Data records
━━━━━━━━━━━━━━━━━━━━━━━━━━━━━━

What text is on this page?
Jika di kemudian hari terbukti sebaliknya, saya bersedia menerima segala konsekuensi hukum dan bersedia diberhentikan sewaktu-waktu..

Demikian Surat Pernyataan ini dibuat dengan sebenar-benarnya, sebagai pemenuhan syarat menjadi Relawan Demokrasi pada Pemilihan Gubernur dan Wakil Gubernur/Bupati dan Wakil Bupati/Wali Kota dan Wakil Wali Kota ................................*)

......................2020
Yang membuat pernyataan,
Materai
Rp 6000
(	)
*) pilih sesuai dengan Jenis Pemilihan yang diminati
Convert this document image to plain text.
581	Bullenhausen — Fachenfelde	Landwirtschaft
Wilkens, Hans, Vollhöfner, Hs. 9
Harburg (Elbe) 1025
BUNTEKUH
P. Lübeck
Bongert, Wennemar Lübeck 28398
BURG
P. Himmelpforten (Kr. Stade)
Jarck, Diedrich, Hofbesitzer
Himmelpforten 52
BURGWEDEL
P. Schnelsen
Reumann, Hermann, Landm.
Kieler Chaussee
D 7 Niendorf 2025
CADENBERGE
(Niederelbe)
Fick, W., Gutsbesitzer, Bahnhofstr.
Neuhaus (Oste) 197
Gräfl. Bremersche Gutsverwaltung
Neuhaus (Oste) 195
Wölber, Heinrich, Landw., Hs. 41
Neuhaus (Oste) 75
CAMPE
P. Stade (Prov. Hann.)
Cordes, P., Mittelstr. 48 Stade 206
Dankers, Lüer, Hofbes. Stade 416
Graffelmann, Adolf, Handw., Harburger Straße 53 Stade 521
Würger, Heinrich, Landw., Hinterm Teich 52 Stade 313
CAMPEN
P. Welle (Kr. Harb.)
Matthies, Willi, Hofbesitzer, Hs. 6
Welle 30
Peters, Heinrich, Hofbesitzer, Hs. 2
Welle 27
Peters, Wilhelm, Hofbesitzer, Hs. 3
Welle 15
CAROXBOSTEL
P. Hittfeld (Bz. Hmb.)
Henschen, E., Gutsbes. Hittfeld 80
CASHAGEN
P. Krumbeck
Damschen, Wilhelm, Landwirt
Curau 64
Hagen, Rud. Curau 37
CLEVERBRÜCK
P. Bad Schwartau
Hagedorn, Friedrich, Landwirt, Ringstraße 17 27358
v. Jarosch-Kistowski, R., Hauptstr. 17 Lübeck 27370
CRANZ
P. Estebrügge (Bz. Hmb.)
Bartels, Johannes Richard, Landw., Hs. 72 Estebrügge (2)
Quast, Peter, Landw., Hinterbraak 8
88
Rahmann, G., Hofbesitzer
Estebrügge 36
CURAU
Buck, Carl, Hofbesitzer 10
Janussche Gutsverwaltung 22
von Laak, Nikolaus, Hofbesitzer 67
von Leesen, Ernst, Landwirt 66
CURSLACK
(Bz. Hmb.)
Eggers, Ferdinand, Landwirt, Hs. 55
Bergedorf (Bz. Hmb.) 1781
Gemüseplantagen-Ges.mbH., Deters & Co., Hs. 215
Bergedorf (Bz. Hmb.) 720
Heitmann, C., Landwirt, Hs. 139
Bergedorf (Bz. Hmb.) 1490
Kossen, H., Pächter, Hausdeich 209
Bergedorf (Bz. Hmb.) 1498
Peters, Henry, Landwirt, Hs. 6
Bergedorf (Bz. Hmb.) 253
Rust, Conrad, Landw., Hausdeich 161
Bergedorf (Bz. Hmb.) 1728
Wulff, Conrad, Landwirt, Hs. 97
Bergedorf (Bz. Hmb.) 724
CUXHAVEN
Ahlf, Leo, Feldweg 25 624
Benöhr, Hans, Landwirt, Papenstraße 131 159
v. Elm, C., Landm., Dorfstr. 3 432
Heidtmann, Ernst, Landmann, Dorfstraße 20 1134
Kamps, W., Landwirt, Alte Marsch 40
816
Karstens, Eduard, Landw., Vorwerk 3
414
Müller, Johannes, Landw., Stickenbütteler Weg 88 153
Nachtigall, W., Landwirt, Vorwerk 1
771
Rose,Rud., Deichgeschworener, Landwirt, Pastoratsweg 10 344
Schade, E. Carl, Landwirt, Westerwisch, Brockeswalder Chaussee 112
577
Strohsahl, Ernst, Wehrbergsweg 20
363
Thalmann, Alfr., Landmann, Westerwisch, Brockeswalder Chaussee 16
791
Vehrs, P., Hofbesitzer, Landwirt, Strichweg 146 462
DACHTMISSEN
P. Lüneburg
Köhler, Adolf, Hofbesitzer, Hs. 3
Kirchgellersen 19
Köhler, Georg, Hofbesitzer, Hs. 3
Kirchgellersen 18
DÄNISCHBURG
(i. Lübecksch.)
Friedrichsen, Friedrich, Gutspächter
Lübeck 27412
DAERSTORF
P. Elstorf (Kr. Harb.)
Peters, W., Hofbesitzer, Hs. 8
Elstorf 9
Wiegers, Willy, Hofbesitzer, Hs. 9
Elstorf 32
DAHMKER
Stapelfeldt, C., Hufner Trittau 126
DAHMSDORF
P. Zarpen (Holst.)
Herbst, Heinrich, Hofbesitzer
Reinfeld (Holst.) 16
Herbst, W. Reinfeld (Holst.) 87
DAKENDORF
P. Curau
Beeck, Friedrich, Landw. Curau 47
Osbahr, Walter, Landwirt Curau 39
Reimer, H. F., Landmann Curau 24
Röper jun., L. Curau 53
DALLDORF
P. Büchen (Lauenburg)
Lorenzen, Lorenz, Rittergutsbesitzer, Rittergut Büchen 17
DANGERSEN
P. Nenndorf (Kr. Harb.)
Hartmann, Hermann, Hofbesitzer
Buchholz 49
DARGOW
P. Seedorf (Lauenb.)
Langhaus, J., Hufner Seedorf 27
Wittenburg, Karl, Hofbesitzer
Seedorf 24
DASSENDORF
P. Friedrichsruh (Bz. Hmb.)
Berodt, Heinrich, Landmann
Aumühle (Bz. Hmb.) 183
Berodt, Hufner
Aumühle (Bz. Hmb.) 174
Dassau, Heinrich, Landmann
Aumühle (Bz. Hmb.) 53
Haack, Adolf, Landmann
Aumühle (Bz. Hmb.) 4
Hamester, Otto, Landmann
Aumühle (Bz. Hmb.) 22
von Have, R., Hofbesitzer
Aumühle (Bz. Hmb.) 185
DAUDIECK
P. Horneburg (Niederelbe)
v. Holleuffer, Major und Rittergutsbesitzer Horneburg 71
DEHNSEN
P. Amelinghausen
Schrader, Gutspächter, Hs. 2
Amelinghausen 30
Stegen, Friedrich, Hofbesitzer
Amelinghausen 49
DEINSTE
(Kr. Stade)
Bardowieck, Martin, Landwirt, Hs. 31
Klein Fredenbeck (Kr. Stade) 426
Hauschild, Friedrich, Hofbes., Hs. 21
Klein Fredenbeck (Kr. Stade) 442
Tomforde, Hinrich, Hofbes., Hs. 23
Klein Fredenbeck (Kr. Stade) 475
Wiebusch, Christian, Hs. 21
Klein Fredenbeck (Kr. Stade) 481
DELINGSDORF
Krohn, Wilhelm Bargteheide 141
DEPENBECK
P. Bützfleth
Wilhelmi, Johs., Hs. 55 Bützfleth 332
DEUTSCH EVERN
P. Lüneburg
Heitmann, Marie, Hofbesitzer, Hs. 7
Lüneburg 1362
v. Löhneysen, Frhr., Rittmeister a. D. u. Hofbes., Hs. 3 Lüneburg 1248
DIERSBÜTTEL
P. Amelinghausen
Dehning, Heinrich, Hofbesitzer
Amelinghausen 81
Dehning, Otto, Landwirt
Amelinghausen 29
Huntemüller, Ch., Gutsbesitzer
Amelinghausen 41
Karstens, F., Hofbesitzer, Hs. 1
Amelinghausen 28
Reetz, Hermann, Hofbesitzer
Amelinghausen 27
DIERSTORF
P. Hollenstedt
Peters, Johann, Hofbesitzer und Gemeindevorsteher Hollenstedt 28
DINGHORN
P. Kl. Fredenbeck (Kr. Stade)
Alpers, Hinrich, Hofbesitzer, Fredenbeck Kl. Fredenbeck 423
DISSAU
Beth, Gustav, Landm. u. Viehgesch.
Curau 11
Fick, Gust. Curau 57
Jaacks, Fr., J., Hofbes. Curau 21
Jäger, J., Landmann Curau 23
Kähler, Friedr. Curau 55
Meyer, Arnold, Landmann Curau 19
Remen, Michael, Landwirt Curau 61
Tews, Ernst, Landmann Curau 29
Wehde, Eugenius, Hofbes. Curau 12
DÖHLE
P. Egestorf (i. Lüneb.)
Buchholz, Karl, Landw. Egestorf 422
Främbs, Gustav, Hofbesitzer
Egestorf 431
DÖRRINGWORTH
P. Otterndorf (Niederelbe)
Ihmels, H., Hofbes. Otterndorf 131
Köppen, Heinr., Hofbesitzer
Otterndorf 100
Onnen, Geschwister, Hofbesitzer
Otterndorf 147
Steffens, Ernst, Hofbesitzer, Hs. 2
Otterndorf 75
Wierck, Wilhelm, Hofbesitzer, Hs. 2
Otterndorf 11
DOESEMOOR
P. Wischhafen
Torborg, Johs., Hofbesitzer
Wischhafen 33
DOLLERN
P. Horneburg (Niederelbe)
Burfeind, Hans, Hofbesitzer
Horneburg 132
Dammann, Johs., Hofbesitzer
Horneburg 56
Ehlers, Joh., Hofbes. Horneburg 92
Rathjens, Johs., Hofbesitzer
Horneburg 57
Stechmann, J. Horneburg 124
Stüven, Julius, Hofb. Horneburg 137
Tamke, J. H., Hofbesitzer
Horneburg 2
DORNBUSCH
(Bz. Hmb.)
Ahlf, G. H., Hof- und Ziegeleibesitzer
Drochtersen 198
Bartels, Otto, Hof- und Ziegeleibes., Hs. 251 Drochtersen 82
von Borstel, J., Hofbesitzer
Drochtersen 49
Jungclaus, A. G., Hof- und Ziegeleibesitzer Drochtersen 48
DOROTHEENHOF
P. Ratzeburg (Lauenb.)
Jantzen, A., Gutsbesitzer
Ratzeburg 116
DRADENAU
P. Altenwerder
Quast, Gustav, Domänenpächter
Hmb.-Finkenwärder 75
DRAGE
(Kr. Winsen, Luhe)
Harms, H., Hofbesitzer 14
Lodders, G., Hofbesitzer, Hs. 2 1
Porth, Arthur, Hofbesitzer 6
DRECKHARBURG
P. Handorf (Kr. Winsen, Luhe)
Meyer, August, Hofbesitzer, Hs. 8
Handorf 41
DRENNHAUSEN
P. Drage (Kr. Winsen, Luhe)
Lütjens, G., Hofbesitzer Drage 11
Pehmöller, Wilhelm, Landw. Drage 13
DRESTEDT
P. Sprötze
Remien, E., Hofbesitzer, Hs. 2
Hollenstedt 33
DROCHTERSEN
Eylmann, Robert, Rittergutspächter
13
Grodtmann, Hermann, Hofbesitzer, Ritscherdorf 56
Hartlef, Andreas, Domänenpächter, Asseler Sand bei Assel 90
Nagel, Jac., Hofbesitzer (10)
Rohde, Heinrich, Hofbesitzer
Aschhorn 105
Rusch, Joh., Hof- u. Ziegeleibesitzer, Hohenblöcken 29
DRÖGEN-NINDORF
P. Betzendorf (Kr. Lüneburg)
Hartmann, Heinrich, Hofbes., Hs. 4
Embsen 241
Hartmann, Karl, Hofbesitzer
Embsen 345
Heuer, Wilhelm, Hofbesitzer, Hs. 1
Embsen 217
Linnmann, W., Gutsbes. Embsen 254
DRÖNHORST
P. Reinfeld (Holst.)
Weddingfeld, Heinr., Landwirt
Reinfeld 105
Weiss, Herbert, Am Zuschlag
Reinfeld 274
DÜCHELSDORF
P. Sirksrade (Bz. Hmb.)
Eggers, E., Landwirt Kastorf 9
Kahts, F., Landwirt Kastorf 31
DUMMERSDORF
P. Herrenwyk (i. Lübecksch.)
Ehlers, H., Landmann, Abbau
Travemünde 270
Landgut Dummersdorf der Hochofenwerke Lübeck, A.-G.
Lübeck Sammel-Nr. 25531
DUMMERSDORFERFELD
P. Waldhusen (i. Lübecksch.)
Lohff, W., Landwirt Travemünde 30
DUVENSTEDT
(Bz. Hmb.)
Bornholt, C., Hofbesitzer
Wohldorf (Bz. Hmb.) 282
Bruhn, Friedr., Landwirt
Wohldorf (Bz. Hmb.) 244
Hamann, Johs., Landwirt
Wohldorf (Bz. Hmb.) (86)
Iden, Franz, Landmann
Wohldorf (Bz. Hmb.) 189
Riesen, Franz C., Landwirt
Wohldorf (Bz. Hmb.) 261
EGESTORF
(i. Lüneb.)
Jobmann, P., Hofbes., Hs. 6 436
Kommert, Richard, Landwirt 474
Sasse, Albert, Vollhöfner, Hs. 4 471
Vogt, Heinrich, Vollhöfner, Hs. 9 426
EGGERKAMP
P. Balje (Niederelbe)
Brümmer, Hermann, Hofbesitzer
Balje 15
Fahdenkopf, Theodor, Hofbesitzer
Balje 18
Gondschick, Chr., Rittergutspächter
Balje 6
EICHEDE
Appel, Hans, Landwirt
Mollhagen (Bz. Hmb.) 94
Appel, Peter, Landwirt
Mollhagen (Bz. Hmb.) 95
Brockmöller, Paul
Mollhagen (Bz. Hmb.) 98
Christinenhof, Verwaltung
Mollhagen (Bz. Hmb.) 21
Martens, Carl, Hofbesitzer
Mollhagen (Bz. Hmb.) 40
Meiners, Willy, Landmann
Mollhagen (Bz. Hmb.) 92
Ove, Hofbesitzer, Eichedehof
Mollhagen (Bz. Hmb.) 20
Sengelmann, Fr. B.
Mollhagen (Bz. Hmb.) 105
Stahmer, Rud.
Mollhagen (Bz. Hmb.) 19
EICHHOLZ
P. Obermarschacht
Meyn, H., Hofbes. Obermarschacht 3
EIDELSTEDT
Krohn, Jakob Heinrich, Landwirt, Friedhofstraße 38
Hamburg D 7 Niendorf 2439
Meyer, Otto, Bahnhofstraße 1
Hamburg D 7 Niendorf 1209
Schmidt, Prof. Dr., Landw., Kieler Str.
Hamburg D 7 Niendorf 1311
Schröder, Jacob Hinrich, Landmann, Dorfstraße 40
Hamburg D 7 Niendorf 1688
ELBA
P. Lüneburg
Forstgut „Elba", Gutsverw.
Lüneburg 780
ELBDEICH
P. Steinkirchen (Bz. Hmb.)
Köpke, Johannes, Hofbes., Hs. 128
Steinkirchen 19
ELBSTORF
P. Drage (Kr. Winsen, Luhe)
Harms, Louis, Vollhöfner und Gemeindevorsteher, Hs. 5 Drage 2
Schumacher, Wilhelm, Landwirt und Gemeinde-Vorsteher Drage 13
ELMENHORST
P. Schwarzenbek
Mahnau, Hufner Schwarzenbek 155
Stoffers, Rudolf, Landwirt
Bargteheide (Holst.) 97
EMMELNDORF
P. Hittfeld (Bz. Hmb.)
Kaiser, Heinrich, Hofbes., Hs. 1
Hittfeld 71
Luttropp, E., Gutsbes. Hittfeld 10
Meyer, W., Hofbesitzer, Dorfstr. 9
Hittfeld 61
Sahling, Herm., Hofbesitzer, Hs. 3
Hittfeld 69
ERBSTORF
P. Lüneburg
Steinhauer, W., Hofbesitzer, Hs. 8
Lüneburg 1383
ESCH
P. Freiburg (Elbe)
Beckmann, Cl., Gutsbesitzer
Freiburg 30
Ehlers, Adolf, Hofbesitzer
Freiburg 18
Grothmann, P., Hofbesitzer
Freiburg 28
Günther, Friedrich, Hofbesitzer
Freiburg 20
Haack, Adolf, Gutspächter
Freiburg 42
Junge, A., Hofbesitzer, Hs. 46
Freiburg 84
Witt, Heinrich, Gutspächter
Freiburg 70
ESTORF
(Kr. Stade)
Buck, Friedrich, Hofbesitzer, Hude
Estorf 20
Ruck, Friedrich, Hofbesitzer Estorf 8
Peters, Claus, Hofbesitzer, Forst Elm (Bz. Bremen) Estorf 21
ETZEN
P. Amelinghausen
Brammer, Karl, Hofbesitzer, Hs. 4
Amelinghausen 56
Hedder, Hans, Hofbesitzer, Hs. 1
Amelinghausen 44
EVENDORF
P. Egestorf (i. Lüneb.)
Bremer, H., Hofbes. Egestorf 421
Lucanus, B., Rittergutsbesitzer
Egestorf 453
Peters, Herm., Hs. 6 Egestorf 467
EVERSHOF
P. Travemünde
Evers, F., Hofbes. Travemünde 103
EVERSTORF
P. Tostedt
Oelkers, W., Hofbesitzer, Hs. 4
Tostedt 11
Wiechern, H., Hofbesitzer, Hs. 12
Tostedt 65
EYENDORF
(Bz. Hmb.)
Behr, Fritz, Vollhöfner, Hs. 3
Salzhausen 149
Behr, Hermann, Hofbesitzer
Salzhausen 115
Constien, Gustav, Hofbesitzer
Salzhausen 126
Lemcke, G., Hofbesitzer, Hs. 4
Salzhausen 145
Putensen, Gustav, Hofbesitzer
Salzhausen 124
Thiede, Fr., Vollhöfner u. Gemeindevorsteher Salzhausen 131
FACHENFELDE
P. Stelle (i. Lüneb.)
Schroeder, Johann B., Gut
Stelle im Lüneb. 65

━━━━━━━━━━━━━━━━━━━━━━━━━━━━━━

Search the data above for the string "Estebrügge" and copy each line that has it.

Response »
P. Estebrügge (Bz. Hmb.)
Bartels, Johannes Richard, Landw., Hs. 72 Estebrügge (2)
Estebrügge 36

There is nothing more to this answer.